## The task:
Leaving out the pictures, please retype each record exactly.

Data records
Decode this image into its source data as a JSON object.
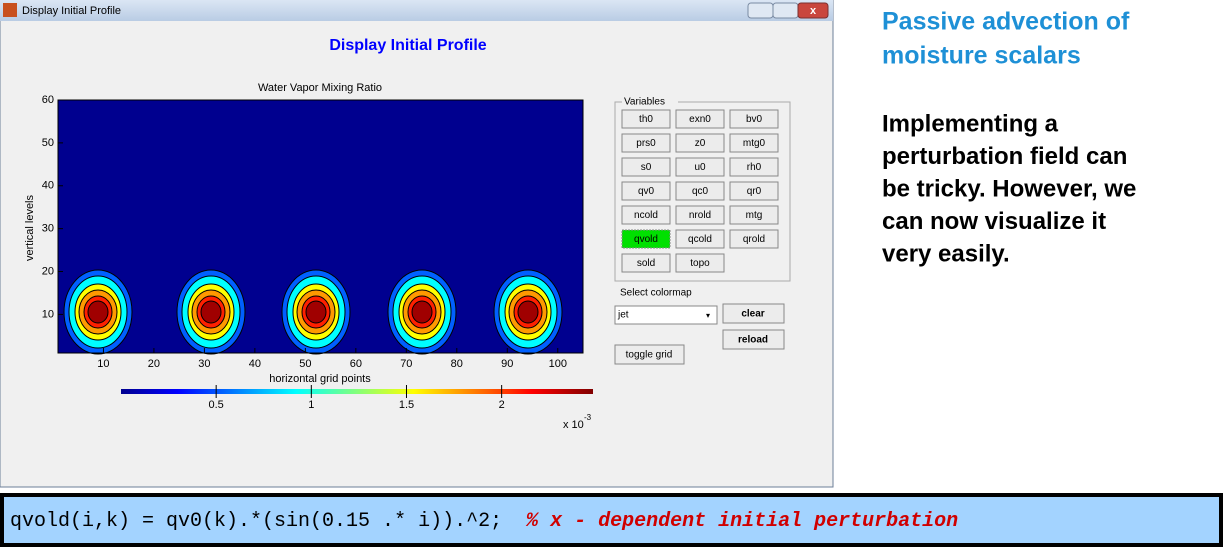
{
  "window": {
    "title": "Display Initial Profile"
  },
  "figure": {
    "title": "Display Initial Profile"
  },
  "plot": {
    "type": "contour",
    "title": "Water Vapor Mixing Ratio",
    "xlabel": "horizontal grid points",
    "ylabel": "vertical levels",
    "xlim": [
      1,
      105
    ],
    "ylim": [
      1,
      60
    ],
    "xticks": [
      10,
      20,
      30,
      40,
      50,
      60,
      70,
      80,
      90,
      100
    ],
    "yticks": [
      10,
      20,
      30,
      40,
      50,
      60
    ],
    "background": "#00008f"
  },
  "colorbar": {
    "lim": [
      0,
      2.48
    ],
    "ticks": [
      0.5,
      1,
      1.5,
      2
    ],
    "multiplier": "x 10",
    "exponent": "-3"
  },
  "panel": {
    "title": "Variables",
    "buttons": [
      {
        "label": "th0"
      },
      {
        "label": "exn0"
      },
      {
        "label": "bv0"
      },
      {
        "label": "prs0"
      },
      {
        "label": "z0"
      },
      {
        "label": "mtg0"
      },
      {
        "label": "s0"
      },
      {
        "label": "u0"
      },
      {
        "label": "rh0"
      },
      {
        "label": "qv0"
      },
      {
        "label": "qc0"
      },
      {
        "label": "qr0"
      },
      {
        "label": "ncold"
      },
      {
        "label": "nrold"
      },
      {
        "label": "mtg"
      },
      {
        "label": "qvold",
        "active": true
      },
      {
        "label": "qcold"
      },
      {
        "label": "qrold"
      },
      {
        "label": "sold"
      },
      {
        "label": "topo"
      }
    ],
    "active_color": "#00e000"
  },
  "controls": {
    "colormap_label": "Select colormap",
    "colormap": "jet",
    "clear": "clear",
    "reload": "reload",
    "toggle_grid": "toggle grid"
  },
  "side": {
    "heading": [
      "Passive advection of",
      "moisture scalars"
    ],
    "body": [
      "Implementing a",
      "perturbation field can",
      "be tricky. However, we",
      "can now visualize it",
      "very easily."
    ]
  },
  "code": {
    "statement": "qvold(i,k) = qv0(k).*(sin(0.15 .* i)).^2;",
    "comment": "% x - dependent initial perturbation"
  }
}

## Completed exercise:
Decode this image into its source data as a JSON object.
{
  "window": {
    "title": "Display Initial Profile"
  },
  "figure": {
    "title": "Display Initial Profile"
  },
  "plot": {
    "type": "contour",
    "title": "Water Vapor Mixing Ratio",
    "xlabel": "horizontal grid points",
    "ylabel": "vertical levels",
    "xlim": [
      1,
      105
    ],
    "ylim": [
      1,
      60
    ],
    "xticks": [
      10,
      20,
      30,
      40,
      50,
      60,
      70,
      80,
      90,
      100
    ],
    "yticks": [
      10,
      20,
      30,
      40,
      50,
      60
    ],
    "background": "#00008f"
  },
  "colorbar": {
    "lim": [
      0,
      2.48
    ],
    "ticks": [
      0.5,
      1,
      1.5,
      2
    ],
    "multiplier": "x 10",
    "exponent": "-3"
  },
  "panel": {
    "title": "Variables",
    "buttons": [
      {
        "label": "th0"
      },
      {
        "label": "exn0"
      },
      {
        "label": "bv0"
      },
      {
        "label": "prs0"
      },
      {
        "label": "z0"
      },
      {
        "label": "mtg0"
      },
      {
        "label": "s0"
      },
      {
        "label": "u0"
      },
      {
        "label": "rh0"
      },
      {
        "label": "qv0"
      },
      {
        "label": "qc0"
      },
      {
        "label": "qr0"
      },
      {
        "label": "ncold"
      },
      {
        "label": "nrold"
      },
      {
        "label": "mtg"
      },
      {
        "label": "qvold",
        "active": true
      },
      {
        "label": "qcold"
      },
      {
        "label": "qrold"
      },
      {
        "label": "sold"
      },
      {
        "label": "topo"
      }
    ],
    "active_color": "#00e000"
  },
  "controls": {
    "colormap_label": "Select colormap",
    "colormap": "jet",
    "clear": "clear",
    "reload": "reload",
    "toggle_grid": "toggle grid"
  },
  "side": {
    "heading": [
      "Passive advection of",
      "moisture scalars"
    ],
    "body": [
      "Implementing a",
      "perturbation field can",
      "be tricky. However, we",
      "can now visualize it",
      "very easily."
    ]
  },
  "code": {
    "statement": "qvold(i,k) = qv0(k).*(sin(0.15 .* i)).^2;",
    "comment": "% x - dependent initial perturbation"
  }
}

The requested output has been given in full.